# Task to complete
Repeat each line of the material below exactly as it appears, minus any pictures.

Stored records:

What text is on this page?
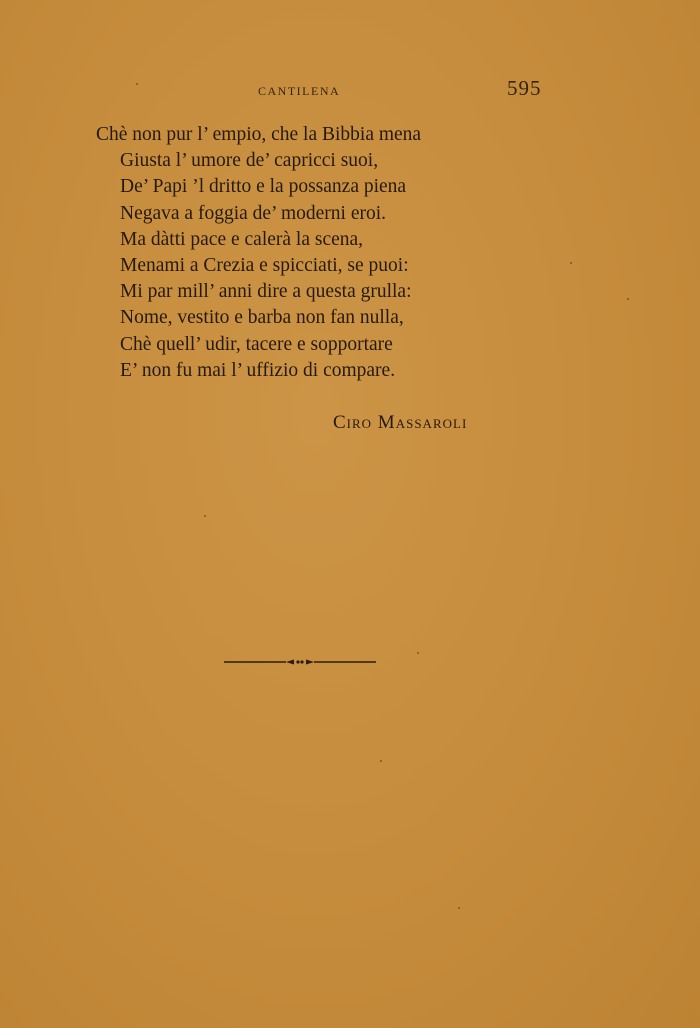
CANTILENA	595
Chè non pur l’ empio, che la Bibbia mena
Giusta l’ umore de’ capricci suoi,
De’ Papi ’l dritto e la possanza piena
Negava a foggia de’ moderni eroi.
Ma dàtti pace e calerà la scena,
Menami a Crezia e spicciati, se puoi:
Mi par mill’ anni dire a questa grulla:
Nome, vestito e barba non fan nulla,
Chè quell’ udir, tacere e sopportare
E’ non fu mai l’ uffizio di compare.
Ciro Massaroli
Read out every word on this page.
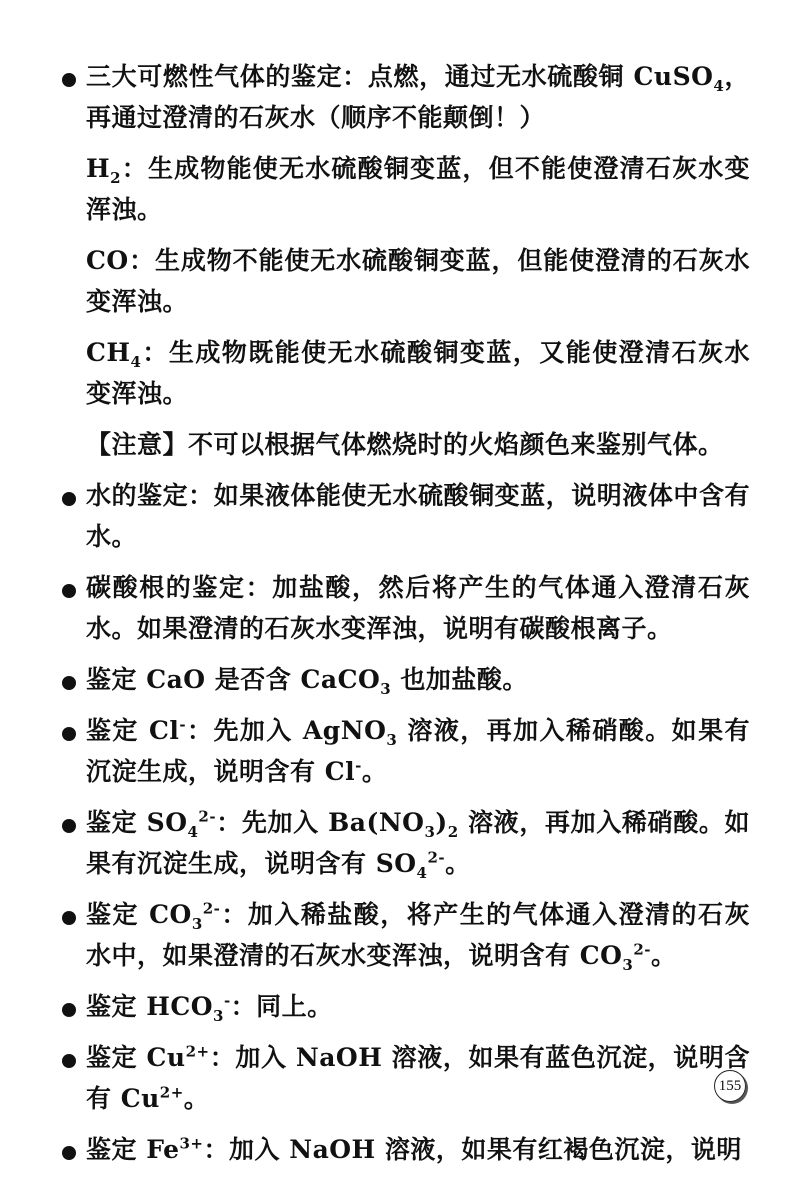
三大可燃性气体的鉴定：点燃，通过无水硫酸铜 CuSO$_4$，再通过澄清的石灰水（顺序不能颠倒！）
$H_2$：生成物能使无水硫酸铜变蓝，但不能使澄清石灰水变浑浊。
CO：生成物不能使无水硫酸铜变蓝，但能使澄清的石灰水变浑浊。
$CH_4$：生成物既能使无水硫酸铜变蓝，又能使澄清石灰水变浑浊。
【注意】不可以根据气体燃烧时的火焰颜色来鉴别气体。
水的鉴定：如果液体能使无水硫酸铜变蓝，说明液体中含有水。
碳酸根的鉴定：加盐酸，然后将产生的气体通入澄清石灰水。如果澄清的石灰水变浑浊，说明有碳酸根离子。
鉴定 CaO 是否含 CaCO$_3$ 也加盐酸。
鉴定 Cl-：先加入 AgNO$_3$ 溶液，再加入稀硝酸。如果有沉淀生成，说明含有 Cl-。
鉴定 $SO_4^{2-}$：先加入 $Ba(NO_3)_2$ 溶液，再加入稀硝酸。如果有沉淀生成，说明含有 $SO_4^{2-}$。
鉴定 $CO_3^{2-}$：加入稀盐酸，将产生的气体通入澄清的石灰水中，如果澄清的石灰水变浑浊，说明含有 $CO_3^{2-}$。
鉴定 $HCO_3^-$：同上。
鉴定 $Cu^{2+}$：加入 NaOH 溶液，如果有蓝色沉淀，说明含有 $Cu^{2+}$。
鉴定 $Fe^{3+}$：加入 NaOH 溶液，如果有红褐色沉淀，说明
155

# Task answer
What text is on this page?
CANTILENA	595
Chè non pur l’ empio, che la Bibbia mena
Giusta l’ umore de’ capricci suoi,
De’ Papi ’l dritto e la possanza piena
Negava a foggia de’ moderni eroi.
Ma dàtti pace e calerà la scena,
Menami a Crezia e spicciati, se puoi:
Mi par mill’ anni dire a questa grulla:
Nome, vestito e barba non fan nulla,
Chè quell’ udir, tacere e sopportare
E’ non fu mai l’ uffizio di compare.
Ciro Massaroli
Read out every word on this page.
三大可燃性气体的鉴定：点燃，通过无水硫酸铜 CuSO$_4$，再通过澄清的石灰水（顺序不能颠倒！）
$H_2$：生成物能使无水硫酸铜变蓝，但不能使澄清石灰水变浑浊。
CO：生成物不能使无水硫酸铜变蓝，但能使澄清的石灰水变浑浊。
$CH_4$：生成物既能使无水硫酸铜变蓝，又能使澄清石灰水变浑浊。
【注意】不可以根据气体燃烧时的火焰颜色来鉴别气体。
水的鉴定：如果液体能使无水硫酸铜变蓝，说明液体中含有水。
碳酸根的鉴定：加盐酸，然后将产生的气体通入澄清石灰水。如果澄清的石灰水变浑浊，说明有碳酸根离子。
鉴定 CaO 是否含 CaCO$_3$ 也加盐酸。
鉴定 Cl-：先加入 AgNO$_3$ 溶液，再加入稀硝酸。如果有沉淀生成，说明含有 Cl-。
鉴定 $SO_4^{2-}$：先加入 $Ba(NO_3)_2$ 溶液，再加入稀硝酸。如果有沉淀生成，说明含有 $SO_4^{2-}$。
鉴定 $CO_3^{2-}$：加入稀盐酸，将产生的气体通入澄清的石灰水中，如果澄清的石灰水变浑浊，说明含有 $CO_3^{2-}$。
鉴定 $HCO_3^-$：同上。
鉴定 $Cu^{2+}$：加入 NaOH 溶液，如果有蓝色沉淀，说明含有 $Cu^{2+}$。
鉴定 $Fe^{3+}$：加入 NaOH 溶液，如果有红褐色沉淀，说明
155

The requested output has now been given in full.